Stored data entries

****************************************

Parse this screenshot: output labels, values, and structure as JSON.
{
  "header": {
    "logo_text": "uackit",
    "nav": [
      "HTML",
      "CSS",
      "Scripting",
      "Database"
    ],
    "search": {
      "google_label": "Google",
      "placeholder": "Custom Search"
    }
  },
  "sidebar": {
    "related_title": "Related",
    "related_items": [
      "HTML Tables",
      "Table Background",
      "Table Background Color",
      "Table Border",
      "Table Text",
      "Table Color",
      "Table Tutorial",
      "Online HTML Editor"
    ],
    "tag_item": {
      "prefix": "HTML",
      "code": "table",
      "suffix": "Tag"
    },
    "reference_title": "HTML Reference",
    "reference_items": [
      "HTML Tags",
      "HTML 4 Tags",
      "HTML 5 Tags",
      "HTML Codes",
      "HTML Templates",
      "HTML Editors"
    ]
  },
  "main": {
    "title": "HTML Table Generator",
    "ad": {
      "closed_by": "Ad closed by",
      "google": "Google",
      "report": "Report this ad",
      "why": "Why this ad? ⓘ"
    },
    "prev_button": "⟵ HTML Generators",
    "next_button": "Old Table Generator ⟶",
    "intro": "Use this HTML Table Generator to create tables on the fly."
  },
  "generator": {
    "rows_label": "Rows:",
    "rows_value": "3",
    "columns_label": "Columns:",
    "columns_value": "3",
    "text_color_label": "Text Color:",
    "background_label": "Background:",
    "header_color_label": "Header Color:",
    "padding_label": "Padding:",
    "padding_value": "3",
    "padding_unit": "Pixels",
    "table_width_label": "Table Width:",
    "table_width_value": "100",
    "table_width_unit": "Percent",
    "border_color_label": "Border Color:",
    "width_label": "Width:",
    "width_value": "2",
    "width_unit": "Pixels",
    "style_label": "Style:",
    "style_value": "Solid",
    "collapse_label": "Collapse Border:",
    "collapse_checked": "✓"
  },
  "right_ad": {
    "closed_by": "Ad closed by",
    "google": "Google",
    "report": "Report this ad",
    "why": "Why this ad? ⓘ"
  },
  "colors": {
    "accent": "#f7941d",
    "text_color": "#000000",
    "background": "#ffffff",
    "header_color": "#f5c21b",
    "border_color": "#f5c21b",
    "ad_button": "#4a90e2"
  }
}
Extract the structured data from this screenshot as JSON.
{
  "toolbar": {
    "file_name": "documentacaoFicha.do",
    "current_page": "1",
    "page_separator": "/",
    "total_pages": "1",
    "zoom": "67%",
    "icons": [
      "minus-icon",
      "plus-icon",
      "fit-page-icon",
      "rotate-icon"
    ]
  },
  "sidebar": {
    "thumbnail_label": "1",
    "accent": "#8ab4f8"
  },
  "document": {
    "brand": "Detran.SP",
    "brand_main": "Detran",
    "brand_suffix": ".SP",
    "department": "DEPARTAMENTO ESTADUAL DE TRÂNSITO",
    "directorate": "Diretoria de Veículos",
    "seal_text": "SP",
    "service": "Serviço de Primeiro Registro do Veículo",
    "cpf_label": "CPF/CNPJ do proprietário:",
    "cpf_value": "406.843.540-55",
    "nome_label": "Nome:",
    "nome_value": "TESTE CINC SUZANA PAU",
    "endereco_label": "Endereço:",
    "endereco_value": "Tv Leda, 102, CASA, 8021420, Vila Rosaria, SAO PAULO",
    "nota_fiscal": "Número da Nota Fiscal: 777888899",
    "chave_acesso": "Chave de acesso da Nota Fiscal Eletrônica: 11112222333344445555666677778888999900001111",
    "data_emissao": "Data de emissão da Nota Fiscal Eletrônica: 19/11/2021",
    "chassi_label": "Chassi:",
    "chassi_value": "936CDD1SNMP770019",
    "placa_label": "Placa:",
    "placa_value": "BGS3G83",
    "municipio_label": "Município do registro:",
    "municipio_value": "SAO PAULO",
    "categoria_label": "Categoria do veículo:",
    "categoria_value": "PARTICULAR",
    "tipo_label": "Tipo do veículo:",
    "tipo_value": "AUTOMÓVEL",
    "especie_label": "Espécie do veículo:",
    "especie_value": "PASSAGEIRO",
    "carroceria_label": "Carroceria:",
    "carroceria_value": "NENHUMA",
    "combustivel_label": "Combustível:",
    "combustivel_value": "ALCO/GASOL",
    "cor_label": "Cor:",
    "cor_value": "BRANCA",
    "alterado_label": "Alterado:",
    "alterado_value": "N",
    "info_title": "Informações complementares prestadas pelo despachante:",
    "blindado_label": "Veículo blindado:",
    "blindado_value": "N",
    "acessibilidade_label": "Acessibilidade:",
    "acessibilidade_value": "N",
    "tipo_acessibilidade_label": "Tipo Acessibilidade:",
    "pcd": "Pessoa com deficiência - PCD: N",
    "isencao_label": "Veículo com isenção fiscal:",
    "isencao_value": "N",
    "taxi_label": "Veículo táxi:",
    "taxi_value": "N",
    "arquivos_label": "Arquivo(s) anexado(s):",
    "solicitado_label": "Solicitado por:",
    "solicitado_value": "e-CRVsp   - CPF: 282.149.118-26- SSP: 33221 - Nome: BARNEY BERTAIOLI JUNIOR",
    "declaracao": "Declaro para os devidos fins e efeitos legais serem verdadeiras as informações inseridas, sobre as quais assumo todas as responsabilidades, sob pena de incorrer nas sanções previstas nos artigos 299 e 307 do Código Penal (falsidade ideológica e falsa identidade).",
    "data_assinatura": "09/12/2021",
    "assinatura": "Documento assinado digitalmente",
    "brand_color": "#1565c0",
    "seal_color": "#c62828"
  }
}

****************************************

Brief: Produce an exact copy of the whole listing.

Reply to the task:
Parse this screenshot: output labels, values, and structure as JSON.
{
  "header": {
    "logo_text": "uackit",
    "nav": [
      "HTML",
      "CSS",
      "Scripting",
      "Database"
    ],
    "search": {
      "google_label": "Google",
      "placeholder": "Custom Search"
    }
  },
  "sidebar": {
    "related_title": "Related",
    "related_items": [
      "HTML Tables",
      "Table Background",
      "Table Background Color",
      "Table Border",
      "Table Text",
      "Table Color",
      "Table Tutorial",
      "Online HTML Editor"
    ],
    "tag_item": {
      "prefix": "HTML",
      "code": "table",
      "suffix": "Tag"
    },
    "reference_title": "HTML Reference",
    "reference_items": [
      "HTML Tags",
      "HTML 4 Tags",
      "HTML 5 Tags",
      "HTML Codes",
      "HTML Templates",
      "HTML Editors"
    ]
  },
  "main": {
    "title": "HTML Table Generator",
    "ad": {
      "closed_by": "Ad closed by",
      "google": "Google",
      "report": "Report this ad",
      "why": "Why this ad? ⓘ"
    },
    "prev_button": "⟵ HTML Generators",
    "next_button": "Old Table Generator ⟶",
    "intro": "Use this HTML Table Generator to create tables on the fly."
  },
  "generator": {
    "rows_label": "Rows:",
    "rows_value": "3",
    "columns_label": "Columns:",
    "columns_value": "3",
    "text_color_label": "Text Color:",
    "background_label": "Background:",
    "header_color_label": "Header Color:",
    "padding_label": "Padding:",
    "padding_value": "3",
    "padding_unit": "Pixels",
    "table_width_label": "Table Width:",
    "table_width_value": "100",
    "table_width_unit": "Percent",
    "border_color_label": "Border Color:",
    "width_label": "Width:",
    "width_value": "2",
    "width_unit": "Pixels",
    "style_label": "Style:",
    "style_value": "Solid",
    "collapse_label": "Collapse Border:",
    "collapse_checked": "✓"
  },
  "right_ad": {
    "closed_by": "Ad closed by",
    "google": "Google",
    "report": "Report this ad",
    "why": "Why this ad? ⓘ"
  },
  "colors": {
    "accent": "#f7941d",
    "text_color": "#000000",
    "background": "#ffffff",
    "header_color": "#f5c21b",
    "border_color": "#f5c21b",
    "ad_button": "#4a90e2"
  }
}
Extract the structured data from this screenshot as JSON.
{
  "toolbar": {
    "file_name": "documentacaoFicha.do",
    "current_page": "1",
    "page_separator": "/",
    "total_pages": "1",
    "zoom": "67%",
    "icons": [
      "minus-icon",
      "plus-icon",
      "fit-page-icon",
      "rotate-icon"
    ]
  },
  "sidebar": {
    "thumbnail_label": "1",
    "accent": "#8ab4f8"
  },
  "document": {
    "brand": "Detran.SP",
    "brand_main": "Detran",
    "brand_suffix": ".SP",
    "department": "DEPARTAMENTO ESTADUAL DE TRÂNSITO",
    "directorate": "Diretoria de Veículos",
    "seal_text": "SP",
    "service": "Serviço de Primeiro Registro do Veículo",
    "cpf_label": "CPF/CNPJ do proprietário:",
    "cpf_value": "406.843.540-55",
    "nome_label": "Nome:",
    "nome_value": "TESTE CINC SUZANA PAU",
    "endereco_label": "Endereço:",
    "endereco_value": "Tv Leda, 102, CASA, 8021420, Vila Rosaria, SAO PAULO",
    "nota_fiscal": "Número da Nota Fiscal: 777888899",
    "chave_acesso": "Chave de acesso da Nota Fiscal Eletrônica: 11112222333344445555666677778888999900001111",
    "data_emissao": "Data de emissão da Nota Fiscal Eletrônica: 19/11/2021",
    "chassi_label": "Chassi:",
    "chassi_value": "936CDD1SNMP770019",
    "placa_label": "Placa:",
    "placa_value": "BGS3G83",
    "municipio_label": "Município do registro:",
    "municipio_value": "SAO PAULO",
    "categoria_label": "Categoria do veículo:",
    "categoria_value": "PARTICULAR",
    "tipo_label": "Tipo do veículo:",
    "tipo_value": "AUTOMÓVEL",
    "especie_label": "Espécie do veículo:",
    "especie_value": "PASSAGEIRO",
    "carroceria_label": "Carroceria:",
    "carroceria_value": "NENHUMA",
    "combustivel_label": "Combustível:",
    "combustivel_value": "ALCO/GASOL",
    "cor_label": "Cor:",
    "cor_value": "BRANCA",
    "alterado_label": "Alterado:",
    "alterado_value": "N",
    "info_title": "Informações complementares prestadas pelo despachante:",
    "blindado_label": "Veículo blindado:",
    "blindado_value": "N",
    "acessibilidade_label": "Acessibilidade:",
    "acessibilidade_value": "N",
    "tipo_acessibilidade_label": "Tipo Acessibilidade:",
    "pcd": "Pessoa com deficiência - PCD: N",
    "isencao_label": "Veículo com isenção fiscal:",
    "isencao_value": "N",
    "taxi_label": "Veículo táxi:",
    "taxi_value": "N",
    "arquivos_label": "Arquivo(s) anexado(s):",
    "solicitado_label": "Solicitado por:",
    "solicitado_value": "e-CRVsp   - CPF: 282.149.118-26- SSP: 33221 - Nome: BARNEY BERTAIOLI JUNIOR",
    "declaracao": "Declaro para os devidos fins e efeitos legais serem verdadeiras as informações inseridas, sobre as quais assumo todas as responsabilidades, sob pena de incorrer nas sanções previstas nos artigos 299 e 307 do Código Penal (falsidade ideológica e falsa identidade).",
    "data_assinatura": "09/12/2021",
    "assinatura": "Documento assinado digitalmente",
    "brand_color": "#1565c0",
    "seal_color": "#c62828"
  }
}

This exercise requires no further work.